■ **EXERCISE DIRECTIONS**
Of all the lines here, how many include the string "Agregar"? Answer with the number only.

■ **Stored data**
★ ★ ★ ★ ★ ★ ★

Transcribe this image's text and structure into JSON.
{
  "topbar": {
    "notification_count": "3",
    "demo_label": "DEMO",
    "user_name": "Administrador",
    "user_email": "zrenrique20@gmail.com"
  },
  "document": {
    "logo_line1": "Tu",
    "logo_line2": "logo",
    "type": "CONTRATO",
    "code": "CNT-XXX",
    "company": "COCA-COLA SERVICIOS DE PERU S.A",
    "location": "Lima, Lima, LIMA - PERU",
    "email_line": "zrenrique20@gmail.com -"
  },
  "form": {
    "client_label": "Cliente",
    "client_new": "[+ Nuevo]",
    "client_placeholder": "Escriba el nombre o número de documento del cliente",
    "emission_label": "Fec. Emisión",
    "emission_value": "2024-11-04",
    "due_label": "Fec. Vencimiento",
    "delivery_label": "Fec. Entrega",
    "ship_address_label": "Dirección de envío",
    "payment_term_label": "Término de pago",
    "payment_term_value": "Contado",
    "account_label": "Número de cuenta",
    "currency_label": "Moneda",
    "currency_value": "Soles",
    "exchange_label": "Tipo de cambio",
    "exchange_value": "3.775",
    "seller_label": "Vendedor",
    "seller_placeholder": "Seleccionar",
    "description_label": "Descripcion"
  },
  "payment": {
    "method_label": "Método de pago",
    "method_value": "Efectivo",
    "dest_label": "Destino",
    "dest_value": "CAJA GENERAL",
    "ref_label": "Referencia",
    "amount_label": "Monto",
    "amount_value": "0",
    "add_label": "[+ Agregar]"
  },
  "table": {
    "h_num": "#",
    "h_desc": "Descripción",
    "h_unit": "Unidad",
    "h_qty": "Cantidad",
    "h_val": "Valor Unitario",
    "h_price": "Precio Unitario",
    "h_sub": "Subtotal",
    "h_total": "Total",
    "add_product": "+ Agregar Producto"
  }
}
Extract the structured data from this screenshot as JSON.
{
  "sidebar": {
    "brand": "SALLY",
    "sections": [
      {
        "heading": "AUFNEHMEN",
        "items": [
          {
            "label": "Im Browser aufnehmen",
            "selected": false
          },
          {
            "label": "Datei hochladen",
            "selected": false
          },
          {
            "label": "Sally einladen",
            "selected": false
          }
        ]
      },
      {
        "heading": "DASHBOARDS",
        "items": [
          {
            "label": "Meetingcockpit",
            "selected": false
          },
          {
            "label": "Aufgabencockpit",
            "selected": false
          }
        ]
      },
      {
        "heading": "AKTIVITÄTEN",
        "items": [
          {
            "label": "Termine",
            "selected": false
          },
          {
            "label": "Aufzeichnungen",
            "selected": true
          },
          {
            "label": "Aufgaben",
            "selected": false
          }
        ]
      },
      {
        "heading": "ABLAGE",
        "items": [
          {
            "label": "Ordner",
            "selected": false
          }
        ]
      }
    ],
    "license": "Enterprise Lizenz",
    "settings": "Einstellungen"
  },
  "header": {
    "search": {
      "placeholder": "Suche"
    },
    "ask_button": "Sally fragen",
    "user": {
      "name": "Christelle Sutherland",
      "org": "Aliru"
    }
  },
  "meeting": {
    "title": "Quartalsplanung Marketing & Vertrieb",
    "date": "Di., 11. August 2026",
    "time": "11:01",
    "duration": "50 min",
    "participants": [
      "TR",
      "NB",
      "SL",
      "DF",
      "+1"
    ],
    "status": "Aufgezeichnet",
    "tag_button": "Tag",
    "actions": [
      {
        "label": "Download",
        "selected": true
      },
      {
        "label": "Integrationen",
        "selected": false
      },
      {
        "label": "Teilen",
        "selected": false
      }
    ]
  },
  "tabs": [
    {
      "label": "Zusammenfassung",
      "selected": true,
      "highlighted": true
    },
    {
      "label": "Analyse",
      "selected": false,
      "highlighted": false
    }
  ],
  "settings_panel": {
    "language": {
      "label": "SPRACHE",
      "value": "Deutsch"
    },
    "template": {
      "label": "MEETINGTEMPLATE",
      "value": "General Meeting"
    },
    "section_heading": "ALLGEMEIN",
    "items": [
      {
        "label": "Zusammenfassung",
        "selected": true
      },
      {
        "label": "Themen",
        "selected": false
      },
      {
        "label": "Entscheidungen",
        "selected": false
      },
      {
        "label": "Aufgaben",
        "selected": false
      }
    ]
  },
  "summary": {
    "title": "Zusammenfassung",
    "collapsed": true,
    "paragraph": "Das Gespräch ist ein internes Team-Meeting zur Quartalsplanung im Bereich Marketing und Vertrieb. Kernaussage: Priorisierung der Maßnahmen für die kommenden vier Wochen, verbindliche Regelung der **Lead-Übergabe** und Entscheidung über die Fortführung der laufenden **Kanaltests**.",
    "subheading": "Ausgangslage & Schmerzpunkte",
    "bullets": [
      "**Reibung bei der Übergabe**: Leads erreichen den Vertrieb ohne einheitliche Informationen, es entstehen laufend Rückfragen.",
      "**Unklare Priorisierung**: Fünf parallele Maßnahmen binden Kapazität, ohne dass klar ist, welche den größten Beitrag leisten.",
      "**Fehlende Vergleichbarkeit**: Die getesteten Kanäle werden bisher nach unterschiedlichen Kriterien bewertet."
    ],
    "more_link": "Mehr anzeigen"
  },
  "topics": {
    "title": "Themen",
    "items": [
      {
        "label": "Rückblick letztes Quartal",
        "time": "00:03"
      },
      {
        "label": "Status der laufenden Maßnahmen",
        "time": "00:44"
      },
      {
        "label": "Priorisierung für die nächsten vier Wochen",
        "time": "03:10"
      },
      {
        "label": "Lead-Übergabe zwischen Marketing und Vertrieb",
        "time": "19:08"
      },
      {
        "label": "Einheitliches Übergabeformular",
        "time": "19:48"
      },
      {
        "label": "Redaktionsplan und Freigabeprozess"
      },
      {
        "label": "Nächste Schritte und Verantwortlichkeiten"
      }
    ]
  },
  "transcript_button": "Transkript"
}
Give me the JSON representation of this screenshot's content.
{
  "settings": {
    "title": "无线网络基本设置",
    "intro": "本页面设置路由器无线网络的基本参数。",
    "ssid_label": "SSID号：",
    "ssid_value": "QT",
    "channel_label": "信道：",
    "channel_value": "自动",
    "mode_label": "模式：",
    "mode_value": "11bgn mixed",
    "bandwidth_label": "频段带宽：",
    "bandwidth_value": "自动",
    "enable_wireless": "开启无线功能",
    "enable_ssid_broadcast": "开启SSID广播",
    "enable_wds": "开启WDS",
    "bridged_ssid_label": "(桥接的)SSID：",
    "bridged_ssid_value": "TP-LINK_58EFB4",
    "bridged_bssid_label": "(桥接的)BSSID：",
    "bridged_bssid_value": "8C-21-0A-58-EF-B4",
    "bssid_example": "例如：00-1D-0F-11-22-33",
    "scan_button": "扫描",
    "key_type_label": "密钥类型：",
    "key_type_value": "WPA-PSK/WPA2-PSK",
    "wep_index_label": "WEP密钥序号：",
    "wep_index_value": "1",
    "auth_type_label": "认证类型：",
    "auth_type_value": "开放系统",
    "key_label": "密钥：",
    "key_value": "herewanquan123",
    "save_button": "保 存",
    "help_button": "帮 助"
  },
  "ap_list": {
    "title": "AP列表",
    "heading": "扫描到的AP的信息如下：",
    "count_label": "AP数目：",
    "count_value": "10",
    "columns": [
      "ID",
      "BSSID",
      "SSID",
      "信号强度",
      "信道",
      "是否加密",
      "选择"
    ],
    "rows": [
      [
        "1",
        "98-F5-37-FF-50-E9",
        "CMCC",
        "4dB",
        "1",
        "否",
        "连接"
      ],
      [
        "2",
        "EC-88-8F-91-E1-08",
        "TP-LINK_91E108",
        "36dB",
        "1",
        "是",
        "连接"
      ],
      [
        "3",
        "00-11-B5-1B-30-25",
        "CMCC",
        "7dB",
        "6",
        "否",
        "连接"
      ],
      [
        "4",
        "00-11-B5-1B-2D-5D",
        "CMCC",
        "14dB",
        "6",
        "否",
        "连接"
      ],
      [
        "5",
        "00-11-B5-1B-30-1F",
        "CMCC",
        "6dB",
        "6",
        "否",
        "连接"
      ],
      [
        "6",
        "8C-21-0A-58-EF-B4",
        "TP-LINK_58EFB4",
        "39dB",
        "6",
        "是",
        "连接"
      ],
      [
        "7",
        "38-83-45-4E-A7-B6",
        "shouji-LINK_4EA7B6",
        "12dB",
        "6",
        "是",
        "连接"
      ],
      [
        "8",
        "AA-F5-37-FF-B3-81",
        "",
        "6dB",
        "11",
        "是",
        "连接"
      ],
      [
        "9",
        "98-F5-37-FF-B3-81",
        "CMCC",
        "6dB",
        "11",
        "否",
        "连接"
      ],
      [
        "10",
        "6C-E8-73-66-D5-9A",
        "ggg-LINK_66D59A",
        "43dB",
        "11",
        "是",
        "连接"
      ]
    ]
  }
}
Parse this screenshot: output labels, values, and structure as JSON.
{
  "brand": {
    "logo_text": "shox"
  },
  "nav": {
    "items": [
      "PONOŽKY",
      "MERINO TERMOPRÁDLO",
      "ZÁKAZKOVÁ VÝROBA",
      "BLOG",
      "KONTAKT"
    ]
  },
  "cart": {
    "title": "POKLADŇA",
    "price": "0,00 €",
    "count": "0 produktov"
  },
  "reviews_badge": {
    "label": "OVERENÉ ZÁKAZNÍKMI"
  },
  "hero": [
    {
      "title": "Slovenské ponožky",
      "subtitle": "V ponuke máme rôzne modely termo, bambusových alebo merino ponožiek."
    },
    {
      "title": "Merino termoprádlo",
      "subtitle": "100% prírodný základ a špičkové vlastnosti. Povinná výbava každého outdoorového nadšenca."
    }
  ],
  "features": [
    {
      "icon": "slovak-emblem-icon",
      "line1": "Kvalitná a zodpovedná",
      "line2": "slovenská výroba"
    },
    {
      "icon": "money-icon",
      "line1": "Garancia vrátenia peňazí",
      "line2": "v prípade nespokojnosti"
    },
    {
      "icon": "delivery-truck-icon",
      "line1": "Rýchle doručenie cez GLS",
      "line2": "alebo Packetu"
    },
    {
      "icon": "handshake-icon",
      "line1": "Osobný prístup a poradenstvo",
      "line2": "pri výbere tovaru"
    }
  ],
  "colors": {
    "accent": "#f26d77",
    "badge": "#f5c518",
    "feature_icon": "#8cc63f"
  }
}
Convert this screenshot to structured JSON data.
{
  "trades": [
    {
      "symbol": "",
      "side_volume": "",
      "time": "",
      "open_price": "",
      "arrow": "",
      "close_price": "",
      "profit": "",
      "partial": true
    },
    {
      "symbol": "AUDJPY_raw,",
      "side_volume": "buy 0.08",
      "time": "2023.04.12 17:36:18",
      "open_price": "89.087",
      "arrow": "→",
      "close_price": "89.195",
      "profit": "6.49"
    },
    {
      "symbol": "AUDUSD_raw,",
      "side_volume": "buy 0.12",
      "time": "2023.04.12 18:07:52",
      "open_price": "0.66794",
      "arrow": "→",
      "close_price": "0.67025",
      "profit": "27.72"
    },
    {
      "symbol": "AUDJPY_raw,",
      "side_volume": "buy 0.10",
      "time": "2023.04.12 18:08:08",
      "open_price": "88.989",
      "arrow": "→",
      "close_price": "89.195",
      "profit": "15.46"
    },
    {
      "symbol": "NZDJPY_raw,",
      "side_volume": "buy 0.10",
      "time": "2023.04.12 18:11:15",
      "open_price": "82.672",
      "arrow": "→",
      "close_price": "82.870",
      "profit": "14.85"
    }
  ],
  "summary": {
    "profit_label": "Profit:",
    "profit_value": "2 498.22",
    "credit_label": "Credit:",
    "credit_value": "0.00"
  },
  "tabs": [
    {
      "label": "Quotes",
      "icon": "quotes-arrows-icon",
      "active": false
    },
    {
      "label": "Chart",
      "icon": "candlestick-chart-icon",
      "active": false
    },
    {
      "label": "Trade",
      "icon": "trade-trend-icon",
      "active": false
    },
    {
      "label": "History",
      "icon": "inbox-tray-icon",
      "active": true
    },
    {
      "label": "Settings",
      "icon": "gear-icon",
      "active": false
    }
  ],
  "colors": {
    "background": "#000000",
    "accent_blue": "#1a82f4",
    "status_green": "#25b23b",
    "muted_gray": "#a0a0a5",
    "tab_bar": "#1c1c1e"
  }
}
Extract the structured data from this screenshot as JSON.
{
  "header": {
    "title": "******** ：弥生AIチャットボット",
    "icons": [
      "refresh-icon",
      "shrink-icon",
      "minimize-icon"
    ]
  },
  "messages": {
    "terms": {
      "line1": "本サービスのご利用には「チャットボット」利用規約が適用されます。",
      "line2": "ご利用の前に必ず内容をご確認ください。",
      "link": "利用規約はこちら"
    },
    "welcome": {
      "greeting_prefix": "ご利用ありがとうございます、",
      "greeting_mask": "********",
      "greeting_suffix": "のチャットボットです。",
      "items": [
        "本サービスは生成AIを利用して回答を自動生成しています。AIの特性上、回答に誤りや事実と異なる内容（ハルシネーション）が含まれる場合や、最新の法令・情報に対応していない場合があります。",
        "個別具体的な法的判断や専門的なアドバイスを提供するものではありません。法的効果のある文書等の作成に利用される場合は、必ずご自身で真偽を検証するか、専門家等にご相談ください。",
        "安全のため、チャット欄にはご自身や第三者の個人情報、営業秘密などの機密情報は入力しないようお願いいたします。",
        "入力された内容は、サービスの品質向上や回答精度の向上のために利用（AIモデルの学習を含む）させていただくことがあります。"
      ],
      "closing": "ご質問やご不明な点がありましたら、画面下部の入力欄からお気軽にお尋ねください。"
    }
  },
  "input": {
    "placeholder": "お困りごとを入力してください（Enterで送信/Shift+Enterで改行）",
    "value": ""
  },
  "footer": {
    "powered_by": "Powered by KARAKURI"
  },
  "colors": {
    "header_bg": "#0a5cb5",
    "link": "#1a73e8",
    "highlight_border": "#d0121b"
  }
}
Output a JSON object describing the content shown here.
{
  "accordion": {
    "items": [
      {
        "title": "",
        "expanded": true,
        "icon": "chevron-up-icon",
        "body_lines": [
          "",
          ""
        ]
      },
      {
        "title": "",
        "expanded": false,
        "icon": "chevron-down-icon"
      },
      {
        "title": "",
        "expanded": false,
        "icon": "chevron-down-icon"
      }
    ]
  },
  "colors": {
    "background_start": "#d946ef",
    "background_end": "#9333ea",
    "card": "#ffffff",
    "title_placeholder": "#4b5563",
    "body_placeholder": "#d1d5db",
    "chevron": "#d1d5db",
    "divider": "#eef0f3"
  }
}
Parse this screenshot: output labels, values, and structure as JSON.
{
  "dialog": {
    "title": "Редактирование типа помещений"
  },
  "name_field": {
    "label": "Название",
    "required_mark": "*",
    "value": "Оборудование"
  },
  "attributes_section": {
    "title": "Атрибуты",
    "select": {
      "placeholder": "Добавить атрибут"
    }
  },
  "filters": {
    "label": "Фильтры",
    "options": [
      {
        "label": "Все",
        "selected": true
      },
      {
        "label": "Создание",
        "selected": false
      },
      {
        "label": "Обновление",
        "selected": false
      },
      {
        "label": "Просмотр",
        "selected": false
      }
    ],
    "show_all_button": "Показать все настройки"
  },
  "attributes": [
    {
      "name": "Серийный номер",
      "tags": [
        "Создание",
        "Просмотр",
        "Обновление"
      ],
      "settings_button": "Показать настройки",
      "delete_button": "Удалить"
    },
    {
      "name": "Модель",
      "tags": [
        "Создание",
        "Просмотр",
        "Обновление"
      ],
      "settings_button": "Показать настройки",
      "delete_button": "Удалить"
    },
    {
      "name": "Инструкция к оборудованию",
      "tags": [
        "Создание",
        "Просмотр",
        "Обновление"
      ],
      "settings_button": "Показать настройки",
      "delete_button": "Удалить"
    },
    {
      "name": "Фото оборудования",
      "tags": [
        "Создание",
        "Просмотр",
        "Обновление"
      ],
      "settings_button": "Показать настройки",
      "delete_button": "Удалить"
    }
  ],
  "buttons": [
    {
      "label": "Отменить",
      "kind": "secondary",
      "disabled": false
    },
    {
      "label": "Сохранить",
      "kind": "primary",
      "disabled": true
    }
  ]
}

★ ★ ★ ★ ★ ★ ★

■ **FINISHED TASK**
2